■ Records for the task:
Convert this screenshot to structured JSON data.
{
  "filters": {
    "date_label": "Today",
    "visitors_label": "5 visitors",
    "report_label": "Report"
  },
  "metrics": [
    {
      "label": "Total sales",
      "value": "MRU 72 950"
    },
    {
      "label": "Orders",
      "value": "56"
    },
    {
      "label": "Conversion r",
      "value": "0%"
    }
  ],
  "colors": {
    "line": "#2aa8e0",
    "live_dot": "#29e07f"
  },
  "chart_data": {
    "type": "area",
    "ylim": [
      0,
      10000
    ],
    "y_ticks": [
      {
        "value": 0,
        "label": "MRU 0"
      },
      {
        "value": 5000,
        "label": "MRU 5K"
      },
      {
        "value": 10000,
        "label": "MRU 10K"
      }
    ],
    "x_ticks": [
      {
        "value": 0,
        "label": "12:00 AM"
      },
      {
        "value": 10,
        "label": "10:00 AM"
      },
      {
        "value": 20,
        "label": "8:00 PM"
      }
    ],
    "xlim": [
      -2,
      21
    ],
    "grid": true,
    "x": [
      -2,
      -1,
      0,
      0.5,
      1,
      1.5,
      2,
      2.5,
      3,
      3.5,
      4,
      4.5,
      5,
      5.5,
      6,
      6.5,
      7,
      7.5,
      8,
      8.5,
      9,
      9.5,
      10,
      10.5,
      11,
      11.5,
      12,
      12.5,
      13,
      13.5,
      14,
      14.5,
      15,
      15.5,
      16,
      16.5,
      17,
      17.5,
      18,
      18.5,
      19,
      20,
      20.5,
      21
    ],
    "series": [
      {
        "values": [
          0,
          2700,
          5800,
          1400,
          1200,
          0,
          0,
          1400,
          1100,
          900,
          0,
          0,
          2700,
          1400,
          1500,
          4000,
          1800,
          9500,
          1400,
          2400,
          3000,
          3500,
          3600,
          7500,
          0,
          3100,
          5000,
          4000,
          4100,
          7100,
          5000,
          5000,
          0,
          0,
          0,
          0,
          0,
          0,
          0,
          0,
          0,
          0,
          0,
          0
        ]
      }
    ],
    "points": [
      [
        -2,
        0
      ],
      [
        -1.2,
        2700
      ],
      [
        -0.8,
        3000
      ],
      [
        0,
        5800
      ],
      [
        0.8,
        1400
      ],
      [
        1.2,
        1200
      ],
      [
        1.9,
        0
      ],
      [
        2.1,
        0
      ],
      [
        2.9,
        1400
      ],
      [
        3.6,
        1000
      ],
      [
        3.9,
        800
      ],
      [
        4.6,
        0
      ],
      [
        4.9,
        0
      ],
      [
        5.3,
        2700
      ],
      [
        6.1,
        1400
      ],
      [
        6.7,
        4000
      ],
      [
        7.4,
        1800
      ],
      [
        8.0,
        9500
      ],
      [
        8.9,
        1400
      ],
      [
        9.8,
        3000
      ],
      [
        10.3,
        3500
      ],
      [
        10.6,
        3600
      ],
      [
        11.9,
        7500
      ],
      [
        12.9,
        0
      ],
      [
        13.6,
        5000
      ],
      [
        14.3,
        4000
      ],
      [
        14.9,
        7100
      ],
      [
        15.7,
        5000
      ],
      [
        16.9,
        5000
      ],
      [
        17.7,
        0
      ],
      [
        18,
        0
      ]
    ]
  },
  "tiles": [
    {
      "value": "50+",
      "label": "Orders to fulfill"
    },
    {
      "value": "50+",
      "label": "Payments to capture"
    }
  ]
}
* * *
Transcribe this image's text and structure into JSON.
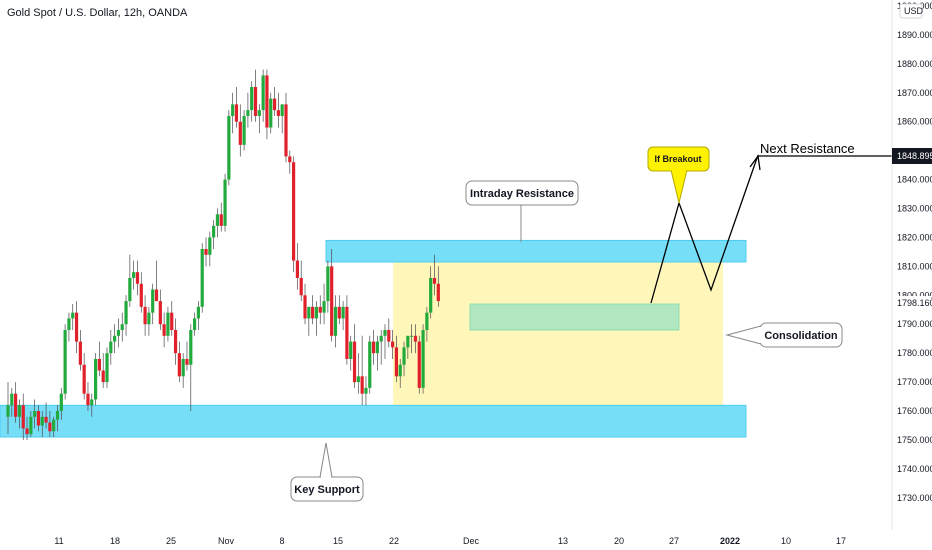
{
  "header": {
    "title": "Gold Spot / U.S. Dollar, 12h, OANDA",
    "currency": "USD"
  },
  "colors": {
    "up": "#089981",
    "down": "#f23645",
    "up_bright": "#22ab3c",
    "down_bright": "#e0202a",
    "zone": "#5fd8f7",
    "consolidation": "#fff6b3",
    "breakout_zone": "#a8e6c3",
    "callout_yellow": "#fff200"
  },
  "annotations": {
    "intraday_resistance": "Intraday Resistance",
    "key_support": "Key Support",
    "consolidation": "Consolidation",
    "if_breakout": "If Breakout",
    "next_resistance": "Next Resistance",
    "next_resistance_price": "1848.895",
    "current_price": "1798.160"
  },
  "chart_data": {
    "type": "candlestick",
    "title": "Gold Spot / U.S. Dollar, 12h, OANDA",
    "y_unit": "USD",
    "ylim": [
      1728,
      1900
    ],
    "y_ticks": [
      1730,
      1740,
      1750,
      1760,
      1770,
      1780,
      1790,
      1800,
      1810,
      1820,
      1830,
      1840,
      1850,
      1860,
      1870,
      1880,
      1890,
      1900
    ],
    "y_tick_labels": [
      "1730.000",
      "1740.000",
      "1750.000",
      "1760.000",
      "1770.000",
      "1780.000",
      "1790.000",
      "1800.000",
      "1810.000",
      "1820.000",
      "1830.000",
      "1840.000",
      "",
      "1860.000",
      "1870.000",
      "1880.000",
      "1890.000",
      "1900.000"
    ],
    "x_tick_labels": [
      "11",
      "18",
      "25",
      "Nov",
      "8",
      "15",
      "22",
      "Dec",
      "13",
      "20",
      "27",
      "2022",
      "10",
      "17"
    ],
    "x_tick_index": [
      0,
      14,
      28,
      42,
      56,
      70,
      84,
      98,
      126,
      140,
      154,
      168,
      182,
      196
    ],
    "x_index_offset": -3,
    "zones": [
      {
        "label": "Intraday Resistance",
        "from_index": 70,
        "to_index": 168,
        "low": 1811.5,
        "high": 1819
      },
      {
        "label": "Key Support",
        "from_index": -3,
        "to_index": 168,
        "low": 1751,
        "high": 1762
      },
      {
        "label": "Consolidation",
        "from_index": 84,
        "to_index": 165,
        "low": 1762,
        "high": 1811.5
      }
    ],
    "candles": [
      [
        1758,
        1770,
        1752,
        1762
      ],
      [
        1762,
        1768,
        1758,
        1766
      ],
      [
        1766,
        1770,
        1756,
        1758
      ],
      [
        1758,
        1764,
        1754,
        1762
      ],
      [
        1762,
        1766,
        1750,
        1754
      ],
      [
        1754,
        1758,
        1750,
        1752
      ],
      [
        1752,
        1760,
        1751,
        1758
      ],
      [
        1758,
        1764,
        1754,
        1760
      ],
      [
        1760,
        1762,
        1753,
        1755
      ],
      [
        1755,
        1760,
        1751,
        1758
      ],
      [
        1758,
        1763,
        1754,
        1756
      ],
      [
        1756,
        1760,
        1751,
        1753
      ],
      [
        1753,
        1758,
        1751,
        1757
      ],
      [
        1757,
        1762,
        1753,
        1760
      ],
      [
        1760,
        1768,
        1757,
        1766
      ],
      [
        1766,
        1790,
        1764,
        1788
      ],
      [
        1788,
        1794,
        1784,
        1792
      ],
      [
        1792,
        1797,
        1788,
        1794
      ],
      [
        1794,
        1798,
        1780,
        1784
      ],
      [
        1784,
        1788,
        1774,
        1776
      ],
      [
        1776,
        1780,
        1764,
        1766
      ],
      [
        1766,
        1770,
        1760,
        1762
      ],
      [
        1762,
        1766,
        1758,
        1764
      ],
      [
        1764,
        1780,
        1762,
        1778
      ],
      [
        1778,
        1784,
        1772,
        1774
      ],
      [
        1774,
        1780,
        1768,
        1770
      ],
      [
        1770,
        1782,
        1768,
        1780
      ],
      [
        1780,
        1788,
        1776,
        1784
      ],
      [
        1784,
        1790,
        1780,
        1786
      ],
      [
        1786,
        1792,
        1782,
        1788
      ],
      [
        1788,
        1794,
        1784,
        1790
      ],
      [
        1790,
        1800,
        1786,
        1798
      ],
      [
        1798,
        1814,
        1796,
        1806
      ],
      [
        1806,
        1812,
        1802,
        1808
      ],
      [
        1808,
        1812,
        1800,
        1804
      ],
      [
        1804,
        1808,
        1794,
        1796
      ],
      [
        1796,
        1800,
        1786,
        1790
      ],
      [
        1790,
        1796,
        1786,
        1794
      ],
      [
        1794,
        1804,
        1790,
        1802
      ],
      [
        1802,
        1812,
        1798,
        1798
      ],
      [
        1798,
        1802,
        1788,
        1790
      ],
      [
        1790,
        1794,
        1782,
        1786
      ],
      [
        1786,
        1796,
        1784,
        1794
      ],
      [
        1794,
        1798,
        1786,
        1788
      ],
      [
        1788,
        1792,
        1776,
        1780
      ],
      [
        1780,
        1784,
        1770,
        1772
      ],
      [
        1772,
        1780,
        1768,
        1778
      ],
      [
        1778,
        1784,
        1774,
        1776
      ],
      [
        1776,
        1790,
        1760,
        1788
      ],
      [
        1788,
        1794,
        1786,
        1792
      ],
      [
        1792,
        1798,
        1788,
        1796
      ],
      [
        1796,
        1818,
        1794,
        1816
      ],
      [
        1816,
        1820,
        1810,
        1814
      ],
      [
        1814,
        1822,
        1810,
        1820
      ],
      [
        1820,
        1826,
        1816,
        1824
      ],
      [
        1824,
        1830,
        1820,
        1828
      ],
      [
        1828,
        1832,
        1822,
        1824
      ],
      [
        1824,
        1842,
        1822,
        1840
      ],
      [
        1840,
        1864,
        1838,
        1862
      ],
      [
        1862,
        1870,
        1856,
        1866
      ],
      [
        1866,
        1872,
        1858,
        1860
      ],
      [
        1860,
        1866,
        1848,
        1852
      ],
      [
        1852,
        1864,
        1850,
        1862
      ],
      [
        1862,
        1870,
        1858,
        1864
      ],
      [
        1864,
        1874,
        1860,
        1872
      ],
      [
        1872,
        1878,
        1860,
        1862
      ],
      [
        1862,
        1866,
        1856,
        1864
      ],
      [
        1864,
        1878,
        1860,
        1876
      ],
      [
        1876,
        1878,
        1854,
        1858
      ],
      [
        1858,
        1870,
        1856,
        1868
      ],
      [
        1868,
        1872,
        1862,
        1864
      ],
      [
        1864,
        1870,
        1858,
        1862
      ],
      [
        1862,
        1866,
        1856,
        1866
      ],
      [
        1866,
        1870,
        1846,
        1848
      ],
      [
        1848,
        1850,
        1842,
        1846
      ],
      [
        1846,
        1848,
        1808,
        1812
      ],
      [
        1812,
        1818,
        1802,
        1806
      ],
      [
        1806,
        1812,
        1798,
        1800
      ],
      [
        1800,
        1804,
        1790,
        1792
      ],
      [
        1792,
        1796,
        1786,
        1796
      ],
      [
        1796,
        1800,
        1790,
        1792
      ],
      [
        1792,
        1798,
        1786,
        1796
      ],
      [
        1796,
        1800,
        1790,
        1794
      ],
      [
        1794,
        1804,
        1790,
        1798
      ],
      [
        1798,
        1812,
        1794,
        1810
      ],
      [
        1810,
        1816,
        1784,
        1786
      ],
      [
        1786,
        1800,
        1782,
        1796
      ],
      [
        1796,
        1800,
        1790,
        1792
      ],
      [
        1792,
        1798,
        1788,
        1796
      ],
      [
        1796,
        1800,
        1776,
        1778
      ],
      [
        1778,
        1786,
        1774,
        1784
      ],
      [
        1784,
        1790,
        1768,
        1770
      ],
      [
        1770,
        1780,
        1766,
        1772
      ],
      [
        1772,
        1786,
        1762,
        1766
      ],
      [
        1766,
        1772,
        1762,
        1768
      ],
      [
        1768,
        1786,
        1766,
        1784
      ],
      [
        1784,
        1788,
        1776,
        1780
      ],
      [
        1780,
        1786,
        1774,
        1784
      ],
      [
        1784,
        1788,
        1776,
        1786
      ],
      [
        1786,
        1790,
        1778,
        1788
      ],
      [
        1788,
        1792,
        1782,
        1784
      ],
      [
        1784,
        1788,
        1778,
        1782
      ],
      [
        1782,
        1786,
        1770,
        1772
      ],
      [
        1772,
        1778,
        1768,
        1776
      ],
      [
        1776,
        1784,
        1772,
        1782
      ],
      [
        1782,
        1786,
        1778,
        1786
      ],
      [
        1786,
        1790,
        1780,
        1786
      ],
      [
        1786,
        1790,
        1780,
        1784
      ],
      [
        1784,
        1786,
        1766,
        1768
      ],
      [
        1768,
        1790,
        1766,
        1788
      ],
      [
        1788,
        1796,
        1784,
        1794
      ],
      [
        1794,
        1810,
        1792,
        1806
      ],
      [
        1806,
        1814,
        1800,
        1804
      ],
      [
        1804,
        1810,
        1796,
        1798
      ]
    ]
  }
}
==
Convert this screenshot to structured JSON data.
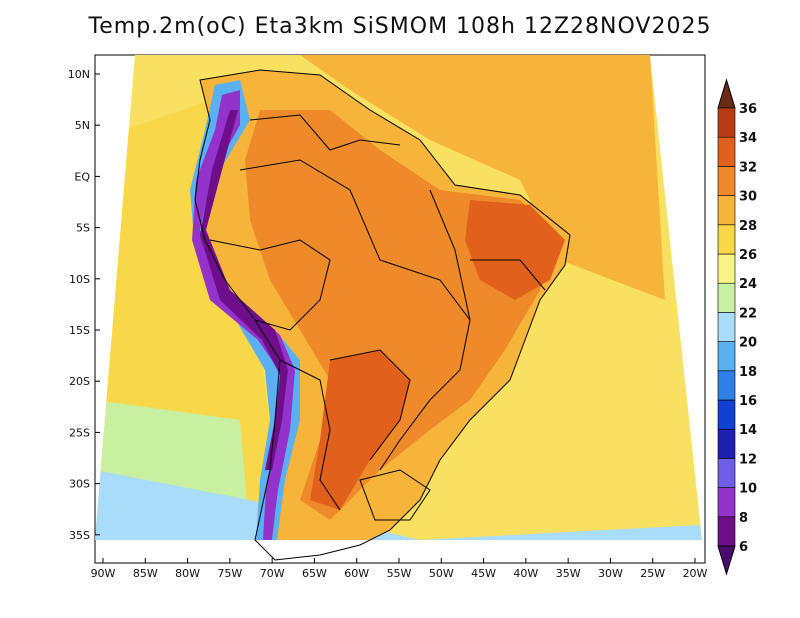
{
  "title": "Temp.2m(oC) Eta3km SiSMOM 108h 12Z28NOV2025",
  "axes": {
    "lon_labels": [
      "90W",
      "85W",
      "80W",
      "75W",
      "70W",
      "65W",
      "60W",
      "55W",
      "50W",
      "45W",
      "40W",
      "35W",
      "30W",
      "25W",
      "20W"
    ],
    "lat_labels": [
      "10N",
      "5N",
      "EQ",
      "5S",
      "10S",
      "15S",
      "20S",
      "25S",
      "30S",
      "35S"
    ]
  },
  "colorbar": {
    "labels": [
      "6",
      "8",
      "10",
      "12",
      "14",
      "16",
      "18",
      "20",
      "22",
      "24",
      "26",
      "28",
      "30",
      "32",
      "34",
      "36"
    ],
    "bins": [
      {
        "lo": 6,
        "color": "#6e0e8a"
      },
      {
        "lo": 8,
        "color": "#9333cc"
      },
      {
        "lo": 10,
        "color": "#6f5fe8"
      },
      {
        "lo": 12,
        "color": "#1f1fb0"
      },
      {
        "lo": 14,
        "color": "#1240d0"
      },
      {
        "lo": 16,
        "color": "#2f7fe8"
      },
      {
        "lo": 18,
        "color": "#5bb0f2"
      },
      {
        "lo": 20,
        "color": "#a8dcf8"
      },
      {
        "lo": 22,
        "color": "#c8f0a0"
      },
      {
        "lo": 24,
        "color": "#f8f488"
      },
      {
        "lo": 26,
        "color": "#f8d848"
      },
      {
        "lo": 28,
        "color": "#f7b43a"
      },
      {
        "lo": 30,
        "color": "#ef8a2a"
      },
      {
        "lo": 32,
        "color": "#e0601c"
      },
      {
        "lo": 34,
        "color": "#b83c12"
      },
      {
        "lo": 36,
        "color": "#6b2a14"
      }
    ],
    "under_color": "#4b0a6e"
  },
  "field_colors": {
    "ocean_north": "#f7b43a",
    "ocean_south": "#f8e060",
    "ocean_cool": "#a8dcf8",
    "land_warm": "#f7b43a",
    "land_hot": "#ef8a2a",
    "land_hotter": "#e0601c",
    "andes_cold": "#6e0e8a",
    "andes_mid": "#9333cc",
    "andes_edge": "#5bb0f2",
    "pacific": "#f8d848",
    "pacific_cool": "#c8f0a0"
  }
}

■ Exercise task: In the listing above, find each line with the word "Orders" and copy it.

■ The solution:
      "label": "Orders",
      "label": "Orders to fulfill"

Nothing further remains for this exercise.